• _EXERCISE_
Each line containing the word "Thousand" should be found and copied.
=== RECORDS PROVIDED ===
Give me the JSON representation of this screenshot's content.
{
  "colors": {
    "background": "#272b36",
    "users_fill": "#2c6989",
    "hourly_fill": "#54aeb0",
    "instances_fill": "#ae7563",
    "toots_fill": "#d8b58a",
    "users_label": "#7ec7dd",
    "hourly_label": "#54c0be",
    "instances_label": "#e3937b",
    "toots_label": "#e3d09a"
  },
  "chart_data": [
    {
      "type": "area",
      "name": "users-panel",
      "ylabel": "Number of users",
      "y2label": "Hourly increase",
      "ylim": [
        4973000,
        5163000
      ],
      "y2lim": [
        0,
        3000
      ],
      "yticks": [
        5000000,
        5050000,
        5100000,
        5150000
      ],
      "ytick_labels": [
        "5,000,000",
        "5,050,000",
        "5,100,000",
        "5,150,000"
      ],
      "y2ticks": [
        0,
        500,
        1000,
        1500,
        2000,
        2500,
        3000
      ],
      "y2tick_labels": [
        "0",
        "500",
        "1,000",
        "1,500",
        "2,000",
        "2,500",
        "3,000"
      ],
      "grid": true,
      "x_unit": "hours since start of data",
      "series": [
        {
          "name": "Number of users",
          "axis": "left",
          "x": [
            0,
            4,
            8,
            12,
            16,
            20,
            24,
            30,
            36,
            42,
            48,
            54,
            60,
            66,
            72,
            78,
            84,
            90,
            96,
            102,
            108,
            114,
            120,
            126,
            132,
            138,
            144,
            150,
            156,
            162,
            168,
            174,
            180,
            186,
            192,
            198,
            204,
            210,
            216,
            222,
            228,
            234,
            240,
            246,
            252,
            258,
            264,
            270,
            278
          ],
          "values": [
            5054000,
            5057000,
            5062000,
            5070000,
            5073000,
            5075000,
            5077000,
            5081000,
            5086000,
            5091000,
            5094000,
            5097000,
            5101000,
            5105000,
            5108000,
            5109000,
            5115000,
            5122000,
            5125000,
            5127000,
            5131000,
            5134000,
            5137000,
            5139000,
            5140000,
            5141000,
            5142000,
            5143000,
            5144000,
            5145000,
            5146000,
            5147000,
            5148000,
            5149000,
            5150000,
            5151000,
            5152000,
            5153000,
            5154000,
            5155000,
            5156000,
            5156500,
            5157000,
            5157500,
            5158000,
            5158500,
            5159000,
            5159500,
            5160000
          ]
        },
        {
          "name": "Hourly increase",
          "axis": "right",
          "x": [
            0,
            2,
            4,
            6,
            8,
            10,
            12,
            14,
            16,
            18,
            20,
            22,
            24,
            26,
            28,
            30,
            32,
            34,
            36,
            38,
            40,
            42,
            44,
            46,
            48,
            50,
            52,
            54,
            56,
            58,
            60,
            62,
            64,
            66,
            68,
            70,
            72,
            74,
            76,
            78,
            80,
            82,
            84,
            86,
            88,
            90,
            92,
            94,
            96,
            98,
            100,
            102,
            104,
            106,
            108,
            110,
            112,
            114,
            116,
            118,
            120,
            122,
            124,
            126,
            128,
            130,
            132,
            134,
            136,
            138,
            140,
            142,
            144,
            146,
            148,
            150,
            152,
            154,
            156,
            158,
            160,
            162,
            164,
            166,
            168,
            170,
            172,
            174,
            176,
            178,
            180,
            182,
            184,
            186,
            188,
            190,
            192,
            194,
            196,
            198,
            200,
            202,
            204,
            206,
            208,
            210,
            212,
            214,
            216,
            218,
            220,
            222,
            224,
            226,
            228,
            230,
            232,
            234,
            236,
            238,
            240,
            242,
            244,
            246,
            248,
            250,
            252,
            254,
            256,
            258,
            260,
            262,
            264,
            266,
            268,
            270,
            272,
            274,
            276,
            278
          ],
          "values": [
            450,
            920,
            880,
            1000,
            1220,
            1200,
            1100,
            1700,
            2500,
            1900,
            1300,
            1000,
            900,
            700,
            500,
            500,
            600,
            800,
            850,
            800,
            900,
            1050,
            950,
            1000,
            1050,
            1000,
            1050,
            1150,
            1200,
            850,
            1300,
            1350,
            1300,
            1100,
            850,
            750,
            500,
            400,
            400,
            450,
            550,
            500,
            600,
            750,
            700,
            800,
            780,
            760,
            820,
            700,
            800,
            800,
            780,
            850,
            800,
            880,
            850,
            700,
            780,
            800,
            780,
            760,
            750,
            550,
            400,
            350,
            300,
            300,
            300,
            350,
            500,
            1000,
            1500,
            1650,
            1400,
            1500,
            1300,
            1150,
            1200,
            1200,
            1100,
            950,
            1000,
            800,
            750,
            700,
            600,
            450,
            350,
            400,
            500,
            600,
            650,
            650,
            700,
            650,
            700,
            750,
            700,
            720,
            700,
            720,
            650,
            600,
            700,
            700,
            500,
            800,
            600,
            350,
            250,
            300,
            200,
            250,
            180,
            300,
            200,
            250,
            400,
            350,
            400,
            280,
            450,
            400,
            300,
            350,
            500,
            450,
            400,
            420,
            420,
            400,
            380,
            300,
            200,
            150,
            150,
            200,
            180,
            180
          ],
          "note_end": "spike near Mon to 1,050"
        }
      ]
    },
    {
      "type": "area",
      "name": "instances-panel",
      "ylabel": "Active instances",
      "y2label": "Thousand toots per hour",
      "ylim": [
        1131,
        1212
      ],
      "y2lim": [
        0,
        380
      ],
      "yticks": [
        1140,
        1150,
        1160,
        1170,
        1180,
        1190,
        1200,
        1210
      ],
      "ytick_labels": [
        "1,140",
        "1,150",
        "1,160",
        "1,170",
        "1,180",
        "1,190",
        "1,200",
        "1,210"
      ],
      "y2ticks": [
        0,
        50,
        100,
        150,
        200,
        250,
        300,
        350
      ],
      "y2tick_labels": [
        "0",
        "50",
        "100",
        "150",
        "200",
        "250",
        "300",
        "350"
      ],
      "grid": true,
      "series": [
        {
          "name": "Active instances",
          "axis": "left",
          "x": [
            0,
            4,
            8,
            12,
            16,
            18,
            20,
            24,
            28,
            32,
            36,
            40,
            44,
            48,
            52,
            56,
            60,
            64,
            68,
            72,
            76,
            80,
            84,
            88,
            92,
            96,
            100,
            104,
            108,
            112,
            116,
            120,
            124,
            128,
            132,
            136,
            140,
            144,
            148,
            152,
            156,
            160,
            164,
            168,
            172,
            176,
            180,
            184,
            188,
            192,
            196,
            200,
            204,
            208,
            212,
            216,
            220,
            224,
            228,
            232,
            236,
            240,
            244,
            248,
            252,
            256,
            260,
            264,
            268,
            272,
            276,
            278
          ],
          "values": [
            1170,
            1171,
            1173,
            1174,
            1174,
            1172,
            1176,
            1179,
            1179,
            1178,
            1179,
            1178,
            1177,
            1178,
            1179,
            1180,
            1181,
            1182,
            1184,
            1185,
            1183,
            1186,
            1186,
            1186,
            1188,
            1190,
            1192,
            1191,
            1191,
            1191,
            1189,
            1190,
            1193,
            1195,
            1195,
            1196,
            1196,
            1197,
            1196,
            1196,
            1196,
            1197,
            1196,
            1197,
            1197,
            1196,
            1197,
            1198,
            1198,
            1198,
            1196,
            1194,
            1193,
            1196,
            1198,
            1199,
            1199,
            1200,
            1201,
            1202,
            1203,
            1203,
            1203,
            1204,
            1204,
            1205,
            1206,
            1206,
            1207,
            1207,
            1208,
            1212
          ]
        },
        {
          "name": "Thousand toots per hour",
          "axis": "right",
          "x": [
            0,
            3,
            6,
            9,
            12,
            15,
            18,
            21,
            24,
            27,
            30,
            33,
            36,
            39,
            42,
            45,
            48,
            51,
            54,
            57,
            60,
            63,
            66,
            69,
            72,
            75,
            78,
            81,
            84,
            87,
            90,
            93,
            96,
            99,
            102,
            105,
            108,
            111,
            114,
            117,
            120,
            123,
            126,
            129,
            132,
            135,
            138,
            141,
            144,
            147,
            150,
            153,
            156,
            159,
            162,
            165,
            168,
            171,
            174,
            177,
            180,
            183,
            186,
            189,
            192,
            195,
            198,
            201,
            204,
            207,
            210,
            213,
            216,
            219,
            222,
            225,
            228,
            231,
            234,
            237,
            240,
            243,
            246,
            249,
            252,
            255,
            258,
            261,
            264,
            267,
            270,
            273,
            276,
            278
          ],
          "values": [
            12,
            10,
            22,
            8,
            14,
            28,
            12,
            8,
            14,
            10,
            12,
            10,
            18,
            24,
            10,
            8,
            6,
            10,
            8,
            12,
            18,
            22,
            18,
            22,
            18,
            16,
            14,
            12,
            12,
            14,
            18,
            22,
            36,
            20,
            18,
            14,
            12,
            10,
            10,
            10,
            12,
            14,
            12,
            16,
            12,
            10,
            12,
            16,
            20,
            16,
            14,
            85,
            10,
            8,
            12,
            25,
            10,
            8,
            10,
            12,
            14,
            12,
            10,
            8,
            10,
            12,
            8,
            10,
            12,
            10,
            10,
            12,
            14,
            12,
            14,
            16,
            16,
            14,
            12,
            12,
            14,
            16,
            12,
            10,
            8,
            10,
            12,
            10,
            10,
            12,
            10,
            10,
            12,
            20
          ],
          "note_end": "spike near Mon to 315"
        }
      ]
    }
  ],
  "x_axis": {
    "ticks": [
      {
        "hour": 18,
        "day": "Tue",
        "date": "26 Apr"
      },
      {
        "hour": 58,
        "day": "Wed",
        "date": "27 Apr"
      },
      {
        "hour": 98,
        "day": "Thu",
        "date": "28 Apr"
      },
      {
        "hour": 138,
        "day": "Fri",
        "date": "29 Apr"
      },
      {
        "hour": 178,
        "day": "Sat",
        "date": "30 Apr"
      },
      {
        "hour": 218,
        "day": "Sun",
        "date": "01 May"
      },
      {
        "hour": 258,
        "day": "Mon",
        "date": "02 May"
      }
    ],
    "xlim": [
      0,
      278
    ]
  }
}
===
• _SOLUTION TO THIS PROBLEM_
      "y2label": "Thousand toots per hour",
          "name": "Thousand toots per hour",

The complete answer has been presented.